[Records from a data source]

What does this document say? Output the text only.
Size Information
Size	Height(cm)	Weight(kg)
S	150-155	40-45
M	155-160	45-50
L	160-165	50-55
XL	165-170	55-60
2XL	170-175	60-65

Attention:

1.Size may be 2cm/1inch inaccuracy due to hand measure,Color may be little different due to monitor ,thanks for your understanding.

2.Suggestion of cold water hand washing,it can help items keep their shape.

--

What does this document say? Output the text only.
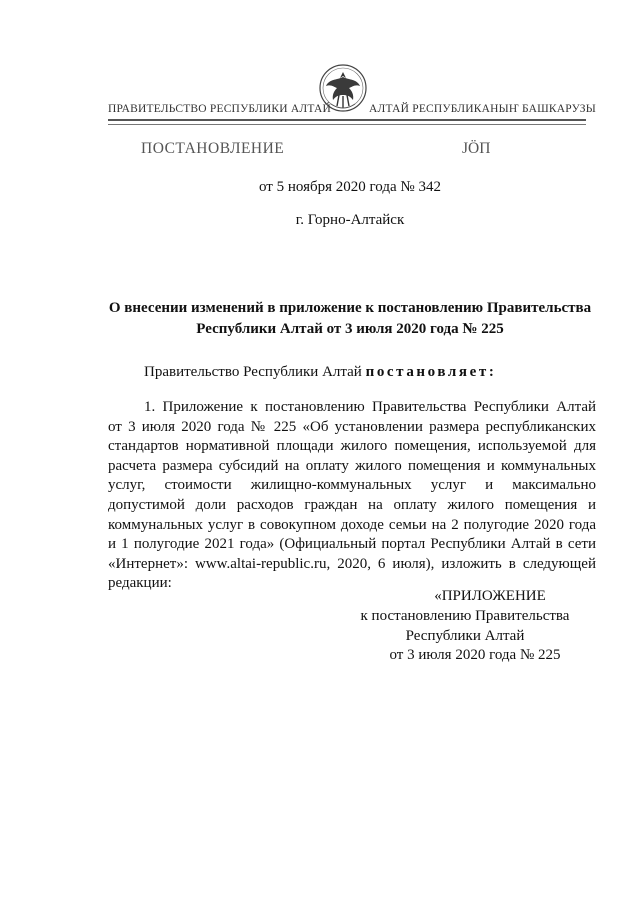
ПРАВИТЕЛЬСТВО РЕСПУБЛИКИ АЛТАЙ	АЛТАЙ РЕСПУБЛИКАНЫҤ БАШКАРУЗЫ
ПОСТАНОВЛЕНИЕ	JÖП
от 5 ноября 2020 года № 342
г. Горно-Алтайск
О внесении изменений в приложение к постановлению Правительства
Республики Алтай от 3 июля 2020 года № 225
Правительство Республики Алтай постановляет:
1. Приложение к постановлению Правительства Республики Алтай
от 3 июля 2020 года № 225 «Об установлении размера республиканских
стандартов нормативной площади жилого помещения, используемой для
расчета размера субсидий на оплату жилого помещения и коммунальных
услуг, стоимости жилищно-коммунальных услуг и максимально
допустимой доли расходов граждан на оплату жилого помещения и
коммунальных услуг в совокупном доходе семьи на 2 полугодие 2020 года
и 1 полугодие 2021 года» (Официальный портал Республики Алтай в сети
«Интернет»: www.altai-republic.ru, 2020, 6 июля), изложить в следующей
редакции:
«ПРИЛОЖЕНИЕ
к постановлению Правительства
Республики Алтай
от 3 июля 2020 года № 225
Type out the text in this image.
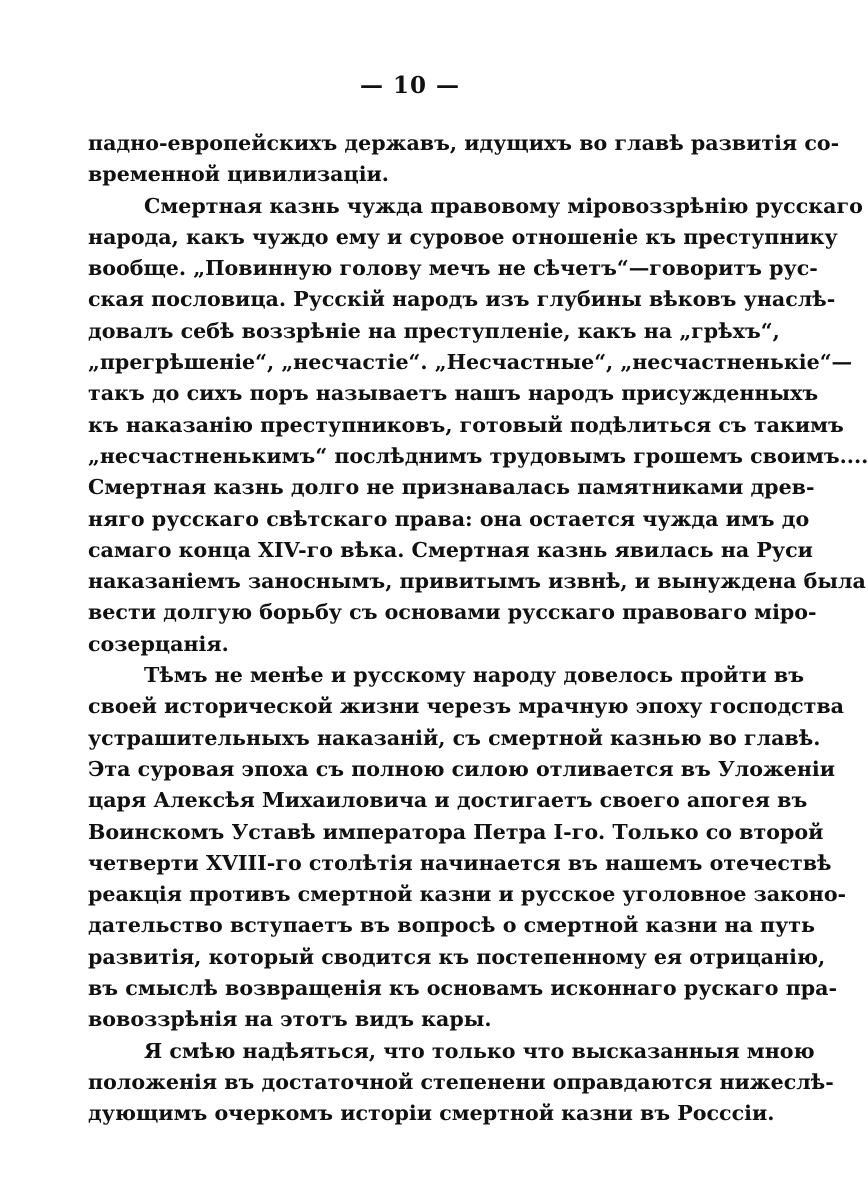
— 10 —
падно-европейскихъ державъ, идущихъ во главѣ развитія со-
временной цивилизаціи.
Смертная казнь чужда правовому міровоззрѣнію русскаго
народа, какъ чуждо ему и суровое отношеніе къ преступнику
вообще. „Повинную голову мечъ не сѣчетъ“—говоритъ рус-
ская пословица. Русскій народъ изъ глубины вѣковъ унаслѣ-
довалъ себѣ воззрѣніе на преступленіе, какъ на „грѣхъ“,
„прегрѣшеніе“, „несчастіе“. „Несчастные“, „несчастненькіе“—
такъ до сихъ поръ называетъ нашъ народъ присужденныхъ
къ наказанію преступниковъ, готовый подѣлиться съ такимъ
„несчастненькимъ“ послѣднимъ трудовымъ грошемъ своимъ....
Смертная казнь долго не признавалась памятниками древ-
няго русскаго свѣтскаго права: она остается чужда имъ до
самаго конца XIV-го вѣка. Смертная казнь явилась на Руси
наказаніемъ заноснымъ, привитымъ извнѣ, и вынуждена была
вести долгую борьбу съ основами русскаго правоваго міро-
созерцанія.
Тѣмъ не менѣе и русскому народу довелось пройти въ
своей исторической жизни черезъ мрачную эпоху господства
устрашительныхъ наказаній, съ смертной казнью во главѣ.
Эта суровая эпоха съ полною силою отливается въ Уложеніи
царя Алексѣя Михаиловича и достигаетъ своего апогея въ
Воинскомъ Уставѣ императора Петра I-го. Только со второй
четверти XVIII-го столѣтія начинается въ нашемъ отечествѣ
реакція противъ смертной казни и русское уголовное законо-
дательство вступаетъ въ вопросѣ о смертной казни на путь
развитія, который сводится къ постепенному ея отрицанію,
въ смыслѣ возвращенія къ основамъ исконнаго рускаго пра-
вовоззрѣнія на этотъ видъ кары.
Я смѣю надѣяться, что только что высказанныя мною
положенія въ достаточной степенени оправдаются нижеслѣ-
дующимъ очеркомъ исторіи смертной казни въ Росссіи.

_Problem statement_
In the entries above, find every line with the word "смертной" and list it.

_Exercise result_
устрашительныхъ наказаній, съ смертной казнью во главѣ.
реакція противъ смертной казни и русское уголовное законо-
дательство вступаетъ въ вопросѣ о смертной казни на путь
дующимъ очеркомъ исторіи смертной казни въ Росссіи.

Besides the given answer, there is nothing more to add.